What this task involves
From the entries below, pull out each line where "Guncel" appears.

== Data to use

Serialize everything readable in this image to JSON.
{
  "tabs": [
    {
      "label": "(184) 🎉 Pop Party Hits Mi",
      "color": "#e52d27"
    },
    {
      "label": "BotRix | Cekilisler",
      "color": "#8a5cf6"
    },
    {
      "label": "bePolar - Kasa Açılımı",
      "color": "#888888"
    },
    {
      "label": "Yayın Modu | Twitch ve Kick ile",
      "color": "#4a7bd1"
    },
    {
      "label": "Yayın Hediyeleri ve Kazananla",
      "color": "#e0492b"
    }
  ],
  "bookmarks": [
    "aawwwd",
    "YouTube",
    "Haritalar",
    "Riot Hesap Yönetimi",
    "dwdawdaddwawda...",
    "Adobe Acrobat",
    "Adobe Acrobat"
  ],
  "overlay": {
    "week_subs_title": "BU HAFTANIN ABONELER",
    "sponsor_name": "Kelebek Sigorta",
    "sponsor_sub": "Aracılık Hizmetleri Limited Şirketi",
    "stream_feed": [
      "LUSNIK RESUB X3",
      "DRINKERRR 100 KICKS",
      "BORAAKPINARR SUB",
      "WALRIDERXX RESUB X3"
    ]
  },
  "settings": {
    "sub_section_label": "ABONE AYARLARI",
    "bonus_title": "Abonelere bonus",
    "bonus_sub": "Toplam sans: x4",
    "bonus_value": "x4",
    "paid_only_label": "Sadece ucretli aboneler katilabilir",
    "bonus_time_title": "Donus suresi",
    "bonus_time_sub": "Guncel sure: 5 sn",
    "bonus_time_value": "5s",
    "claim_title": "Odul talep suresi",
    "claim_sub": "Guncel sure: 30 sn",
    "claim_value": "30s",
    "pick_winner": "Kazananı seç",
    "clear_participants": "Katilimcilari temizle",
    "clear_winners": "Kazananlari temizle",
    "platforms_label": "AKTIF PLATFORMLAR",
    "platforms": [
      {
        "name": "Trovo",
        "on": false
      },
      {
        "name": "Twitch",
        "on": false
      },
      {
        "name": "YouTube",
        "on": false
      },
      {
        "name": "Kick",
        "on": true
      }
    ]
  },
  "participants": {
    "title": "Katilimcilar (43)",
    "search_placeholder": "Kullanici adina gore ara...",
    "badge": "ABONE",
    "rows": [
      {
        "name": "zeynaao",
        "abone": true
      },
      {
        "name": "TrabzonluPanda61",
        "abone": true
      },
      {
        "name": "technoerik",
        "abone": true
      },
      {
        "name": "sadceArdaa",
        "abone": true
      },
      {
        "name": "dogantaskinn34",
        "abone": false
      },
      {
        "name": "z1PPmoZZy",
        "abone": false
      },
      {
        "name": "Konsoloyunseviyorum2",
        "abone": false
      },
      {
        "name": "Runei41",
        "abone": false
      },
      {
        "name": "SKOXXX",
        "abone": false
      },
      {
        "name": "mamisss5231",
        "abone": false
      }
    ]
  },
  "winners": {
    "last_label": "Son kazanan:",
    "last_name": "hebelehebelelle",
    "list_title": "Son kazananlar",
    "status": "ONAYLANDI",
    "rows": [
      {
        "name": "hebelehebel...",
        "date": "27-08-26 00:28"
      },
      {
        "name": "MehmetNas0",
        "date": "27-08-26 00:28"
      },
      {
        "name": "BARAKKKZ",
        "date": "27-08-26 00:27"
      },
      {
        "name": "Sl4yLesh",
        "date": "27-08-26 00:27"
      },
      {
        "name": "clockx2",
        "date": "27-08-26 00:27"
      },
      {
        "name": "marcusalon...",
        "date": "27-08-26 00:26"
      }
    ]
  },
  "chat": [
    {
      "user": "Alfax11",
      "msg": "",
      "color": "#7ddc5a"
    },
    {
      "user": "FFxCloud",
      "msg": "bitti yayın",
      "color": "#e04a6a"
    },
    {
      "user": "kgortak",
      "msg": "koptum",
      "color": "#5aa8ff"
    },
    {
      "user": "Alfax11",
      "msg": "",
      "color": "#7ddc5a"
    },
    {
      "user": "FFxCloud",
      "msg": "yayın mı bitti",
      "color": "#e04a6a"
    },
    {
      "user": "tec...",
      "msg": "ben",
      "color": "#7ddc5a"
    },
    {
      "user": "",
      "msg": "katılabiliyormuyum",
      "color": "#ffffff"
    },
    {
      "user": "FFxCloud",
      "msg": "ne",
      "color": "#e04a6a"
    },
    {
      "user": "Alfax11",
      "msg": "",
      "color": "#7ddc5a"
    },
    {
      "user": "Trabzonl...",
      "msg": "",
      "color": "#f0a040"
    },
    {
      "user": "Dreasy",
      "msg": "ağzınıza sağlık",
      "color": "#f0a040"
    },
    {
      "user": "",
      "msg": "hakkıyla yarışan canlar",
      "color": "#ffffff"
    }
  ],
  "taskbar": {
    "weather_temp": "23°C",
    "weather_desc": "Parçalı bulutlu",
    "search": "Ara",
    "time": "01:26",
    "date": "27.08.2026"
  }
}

====

Reply
    "bonus_time_sub": "Guncel sure: 5 sn",
    "claim_sub": "Guncel sure: 30 sn",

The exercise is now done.